■ WORK TO BE COMPLETED
The records are set out below this line. Return exactly the lines from the one containing "Extract the structured" through the last, and exclude the pictures.
· · ·
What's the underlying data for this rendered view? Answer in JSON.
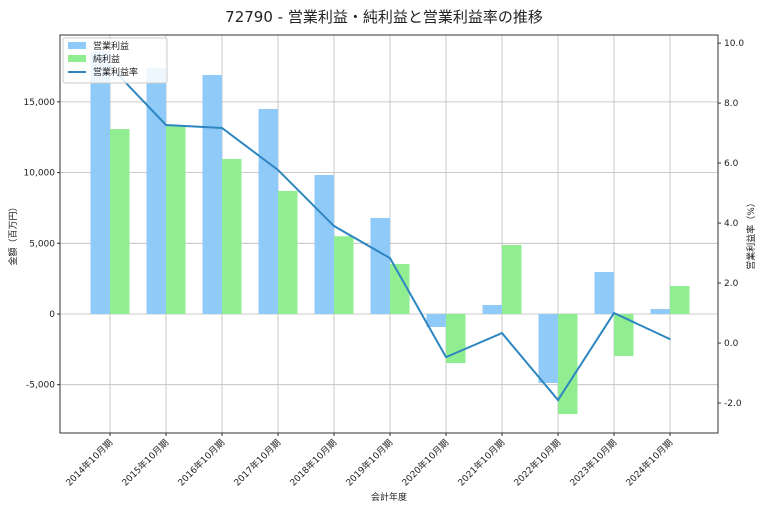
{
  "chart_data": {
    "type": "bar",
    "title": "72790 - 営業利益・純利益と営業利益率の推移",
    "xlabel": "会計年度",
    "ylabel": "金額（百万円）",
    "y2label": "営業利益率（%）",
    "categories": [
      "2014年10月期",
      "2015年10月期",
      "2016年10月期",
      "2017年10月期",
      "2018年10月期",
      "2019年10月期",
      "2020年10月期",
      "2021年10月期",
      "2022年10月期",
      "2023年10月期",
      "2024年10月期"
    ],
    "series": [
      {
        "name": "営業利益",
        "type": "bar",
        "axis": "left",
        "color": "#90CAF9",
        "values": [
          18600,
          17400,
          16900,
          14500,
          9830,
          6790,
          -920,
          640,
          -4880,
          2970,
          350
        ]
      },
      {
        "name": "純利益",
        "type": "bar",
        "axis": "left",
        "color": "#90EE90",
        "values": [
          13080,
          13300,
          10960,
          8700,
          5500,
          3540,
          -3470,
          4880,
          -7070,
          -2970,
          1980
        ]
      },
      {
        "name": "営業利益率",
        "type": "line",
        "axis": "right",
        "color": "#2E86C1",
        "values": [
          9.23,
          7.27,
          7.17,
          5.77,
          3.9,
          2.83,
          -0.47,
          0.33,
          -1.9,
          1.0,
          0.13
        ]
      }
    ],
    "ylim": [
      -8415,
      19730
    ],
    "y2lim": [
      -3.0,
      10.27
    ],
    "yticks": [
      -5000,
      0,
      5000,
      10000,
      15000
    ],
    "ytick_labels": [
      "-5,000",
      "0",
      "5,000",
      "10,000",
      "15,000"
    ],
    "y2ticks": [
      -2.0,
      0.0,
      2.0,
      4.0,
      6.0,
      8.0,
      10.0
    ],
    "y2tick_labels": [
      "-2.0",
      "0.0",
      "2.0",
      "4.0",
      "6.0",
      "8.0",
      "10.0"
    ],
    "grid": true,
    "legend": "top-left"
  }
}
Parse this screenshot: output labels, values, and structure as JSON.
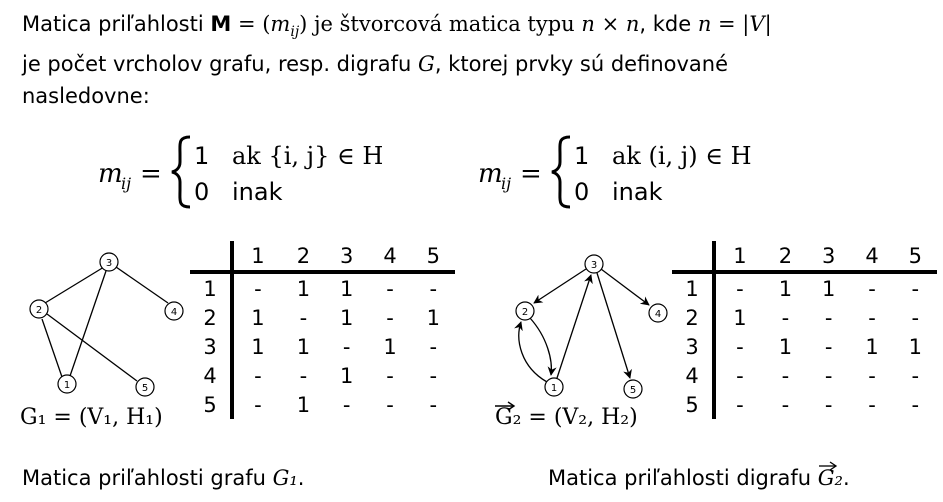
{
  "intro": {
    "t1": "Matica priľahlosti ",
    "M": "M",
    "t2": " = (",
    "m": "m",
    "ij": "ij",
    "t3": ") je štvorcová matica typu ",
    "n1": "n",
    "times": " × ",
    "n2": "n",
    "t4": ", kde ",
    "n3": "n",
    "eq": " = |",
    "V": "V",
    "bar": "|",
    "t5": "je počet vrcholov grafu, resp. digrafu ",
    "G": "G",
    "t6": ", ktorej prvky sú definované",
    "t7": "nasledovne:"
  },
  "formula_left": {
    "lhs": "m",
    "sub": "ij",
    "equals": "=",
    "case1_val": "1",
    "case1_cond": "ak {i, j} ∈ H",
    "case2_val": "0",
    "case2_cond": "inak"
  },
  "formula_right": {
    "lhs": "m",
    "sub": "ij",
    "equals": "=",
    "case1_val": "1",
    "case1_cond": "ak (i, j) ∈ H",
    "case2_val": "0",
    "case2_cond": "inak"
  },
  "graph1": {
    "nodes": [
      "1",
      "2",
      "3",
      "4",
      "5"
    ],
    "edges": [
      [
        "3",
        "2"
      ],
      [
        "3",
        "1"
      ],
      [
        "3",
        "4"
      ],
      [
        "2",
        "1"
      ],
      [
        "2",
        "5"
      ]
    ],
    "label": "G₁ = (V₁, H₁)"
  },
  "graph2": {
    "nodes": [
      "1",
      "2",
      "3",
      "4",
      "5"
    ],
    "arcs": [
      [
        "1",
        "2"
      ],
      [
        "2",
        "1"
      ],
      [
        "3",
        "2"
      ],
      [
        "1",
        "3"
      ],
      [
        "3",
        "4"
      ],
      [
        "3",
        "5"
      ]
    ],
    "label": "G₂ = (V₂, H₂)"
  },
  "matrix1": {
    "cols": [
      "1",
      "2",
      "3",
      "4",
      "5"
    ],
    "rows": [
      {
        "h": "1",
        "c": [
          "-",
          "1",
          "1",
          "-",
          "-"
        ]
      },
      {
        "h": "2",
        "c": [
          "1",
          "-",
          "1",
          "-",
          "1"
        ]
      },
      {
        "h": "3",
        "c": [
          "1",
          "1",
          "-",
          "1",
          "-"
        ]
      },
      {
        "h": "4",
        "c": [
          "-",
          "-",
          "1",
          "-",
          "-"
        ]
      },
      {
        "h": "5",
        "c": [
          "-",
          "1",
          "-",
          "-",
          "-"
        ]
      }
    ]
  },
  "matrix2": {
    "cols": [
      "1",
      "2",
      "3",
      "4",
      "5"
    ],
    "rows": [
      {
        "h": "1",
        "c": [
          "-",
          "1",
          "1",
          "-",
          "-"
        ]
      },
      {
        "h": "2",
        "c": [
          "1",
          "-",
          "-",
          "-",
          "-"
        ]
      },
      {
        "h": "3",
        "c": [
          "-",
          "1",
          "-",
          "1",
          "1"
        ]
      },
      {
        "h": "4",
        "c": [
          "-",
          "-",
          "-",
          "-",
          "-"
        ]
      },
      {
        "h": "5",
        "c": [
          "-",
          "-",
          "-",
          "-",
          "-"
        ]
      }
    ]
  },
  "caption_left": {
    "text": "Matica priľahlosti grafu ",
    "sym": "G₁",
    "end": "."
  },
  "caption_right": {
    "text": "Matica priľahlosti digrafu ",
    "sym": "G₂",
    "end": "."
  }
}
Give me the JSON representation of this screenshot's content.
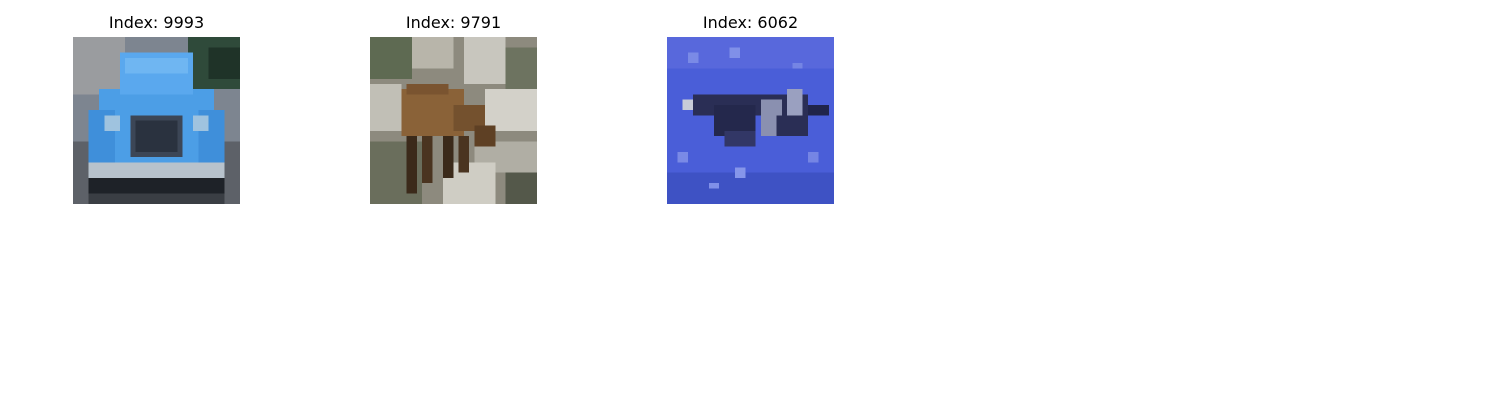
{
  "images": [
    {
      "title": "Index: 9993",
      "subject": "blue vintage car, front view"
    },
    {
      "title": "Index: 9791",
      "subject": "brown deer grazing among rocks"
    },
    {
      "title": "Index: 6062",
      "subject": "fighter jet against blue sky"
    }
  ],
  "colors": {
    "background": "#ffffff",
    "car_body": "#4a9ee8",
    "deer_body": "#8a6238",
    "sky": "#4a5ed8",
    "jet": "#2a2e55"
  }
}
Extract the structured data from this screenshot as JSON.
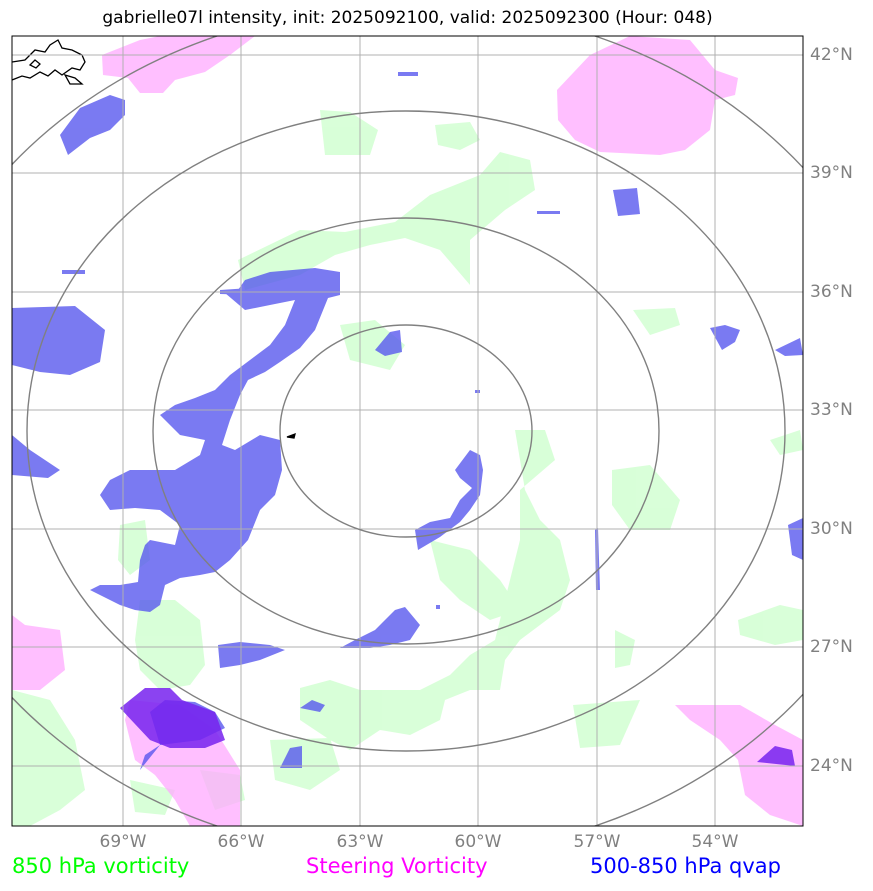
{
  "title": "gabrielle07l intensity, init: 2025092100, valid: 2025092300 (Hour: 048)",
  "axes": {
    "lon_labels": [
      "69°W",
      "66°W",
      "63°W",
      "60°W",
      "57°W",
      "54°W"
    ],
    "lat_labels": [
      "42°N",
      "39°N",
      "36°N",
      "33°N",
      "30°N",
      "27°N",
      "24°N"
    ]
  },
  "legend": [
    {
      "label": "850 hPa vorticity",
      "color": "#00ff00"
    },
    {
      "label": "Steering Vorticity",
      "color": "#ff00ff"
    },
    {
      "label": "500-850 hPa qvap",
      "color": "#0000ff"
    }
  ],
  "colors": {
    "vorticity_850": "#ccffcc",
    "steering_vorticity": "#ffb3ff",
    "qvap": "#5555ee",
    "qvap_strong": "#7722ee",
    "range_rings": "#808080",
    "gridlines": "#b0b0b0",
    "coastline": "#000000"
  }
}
· · ·
■ RESPONSE TO THE EXERCISE
Extract the structured data from this screenshot as JSON.
{
  "title": "gabrielle07l intensity, init: 2025092100, valid: 2025092300 (Hour: 048)",
  "axes": {
    "lon_labels": [
      "69°W",
      "66°W",
      "63°W",
      "60°W",
      "57°W",
      "54°W"
    ],
    "lat_labels": [
      "42°N",
      "39°N",
      "36°N",
      "33°N",
      "30°N",
      "27°N",
      "24°N"
    ]
  },
  "legend": [
    {
      "label": "850 hPa vorticity",
      "color": "#00ff00"
    },
    {
      "label": "Steering Vorticity",
      "color": "#ff00ff"
    },
    {
      "label": "500-850 hPa qvap",
      "color": "#0000ff"
    }
  ],
  "colors": {
    "vorticity_850": "#ccffcc",
    "steering_vorticity": "#ffb3ff",
    "qvap": "#5555ee",
    "qvap_strong": "#7722ee",
    "range_rings": "#808080",
    "gridlines": "#b0b0b0",
    "coastline": "#000000"
  }
}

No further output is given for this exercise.